*Directions for this task*.
Count the lines below that contain the word "JSON", and reply with only that number.

*Data listing*.
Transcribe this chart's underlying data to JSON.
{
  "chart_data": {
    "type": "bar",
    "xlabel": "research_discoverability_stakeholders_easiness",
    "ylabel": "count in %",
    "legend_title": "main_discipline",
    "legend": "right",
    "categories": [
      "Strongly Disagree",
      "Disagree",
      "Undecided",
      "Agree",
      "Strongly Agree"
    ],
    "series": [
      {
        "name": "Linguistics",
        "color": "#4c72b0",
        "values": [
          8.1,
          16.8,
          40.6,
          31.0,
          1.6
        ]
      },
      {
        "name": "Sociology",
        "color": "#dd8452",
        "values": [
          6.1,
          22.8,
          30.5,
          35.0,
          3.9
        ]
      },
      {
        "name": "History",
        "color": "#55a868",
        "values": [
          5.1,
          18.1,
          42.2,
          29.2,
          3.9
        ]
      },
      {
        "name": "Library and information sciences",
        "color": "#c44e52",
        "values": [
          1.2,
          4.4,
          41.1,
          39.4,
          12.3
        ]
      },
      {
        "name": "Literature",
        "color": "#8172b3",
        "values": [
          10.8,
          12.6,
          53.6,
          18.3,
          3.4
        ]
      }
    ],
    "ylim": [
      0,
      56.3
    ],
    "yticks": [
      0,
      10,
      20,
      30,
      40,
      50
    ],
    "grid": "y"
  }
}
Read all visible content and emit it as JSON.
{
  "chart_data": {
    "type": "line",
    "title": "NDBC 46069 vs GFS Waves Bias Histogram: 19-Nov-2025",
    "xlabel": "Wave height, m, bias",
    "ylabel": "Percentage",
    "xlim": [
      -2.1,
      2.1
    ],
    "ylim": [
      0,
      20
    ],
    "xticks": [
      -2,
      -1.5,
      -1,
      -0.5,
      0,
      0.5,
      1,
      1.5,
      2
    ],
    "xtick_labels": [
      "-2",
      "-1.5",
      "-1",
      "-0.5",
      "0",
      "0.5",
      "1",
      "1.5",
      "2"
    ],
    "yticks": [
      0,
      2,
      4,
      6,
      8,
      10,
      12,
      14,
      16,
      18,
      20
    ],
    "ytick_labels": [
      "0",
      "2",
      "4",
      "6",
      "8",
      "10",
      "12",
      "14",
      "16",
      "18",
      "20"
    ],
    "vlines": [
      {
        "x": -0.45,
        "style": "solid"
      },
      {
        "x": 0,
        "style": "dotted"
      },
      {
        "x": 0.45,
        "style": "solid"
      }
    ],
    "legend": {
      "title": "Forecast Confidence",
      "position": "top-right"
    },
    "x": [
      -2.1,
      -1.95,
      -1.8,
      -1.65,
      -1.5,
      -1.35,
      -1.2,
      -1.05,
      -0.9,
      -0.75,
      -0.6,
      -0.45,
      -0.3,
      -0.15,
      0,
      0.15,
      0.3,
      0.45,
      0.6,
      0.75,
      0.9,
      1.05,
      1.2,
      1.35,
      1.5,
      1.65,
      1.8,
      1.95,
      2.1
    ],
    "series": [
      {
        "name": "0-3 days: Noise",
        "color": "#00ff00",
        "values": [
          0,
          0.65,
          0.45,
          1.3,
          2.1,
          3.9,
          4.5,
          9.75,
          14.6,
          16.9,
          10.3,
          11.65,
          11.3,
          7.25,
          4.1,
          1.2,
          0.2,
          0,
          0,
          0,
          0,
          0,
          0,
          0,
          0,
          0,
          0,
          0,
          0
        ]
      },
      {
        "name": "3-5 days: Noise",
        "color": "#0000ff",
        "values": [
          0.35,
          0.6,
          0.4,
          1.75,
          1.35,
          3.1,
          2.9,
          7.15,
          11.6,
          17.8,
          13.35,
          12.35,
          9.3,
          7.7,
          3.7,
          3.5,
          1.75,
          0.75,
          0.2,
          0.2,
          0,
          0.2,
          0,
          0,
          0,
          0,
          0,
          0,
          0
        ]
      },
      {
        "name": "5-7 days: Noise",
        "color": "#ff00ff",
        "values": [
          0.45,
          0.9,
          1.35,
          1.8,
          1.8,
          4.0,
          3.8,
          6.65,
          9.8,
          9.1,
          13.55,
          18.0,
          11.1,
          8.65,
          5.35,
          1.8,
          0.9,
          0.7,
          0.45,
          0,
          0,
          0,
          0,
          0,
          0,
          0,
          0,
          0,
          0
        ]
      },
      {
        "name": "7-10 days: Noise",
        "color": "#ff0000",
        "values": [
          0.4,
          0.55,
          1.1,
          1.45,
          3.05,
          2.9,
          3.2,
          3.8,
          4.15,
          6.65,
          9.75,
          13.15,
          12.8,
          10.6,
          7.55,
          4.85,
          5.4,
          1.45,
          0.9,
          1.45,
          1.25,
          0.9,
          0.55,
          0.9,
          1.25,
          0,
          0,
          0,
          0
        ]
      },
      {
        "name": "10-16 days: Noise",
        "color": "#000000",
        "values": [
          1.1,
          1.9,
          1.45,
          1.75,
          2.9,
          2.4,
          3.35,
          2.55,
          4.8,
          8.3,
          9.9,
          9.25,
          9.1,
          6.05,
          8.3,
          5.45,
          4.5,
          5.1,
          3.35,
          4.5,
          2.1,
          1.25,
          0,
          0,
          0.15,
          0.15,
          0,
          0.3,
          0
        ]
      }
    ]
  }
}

*Output of the task*.
2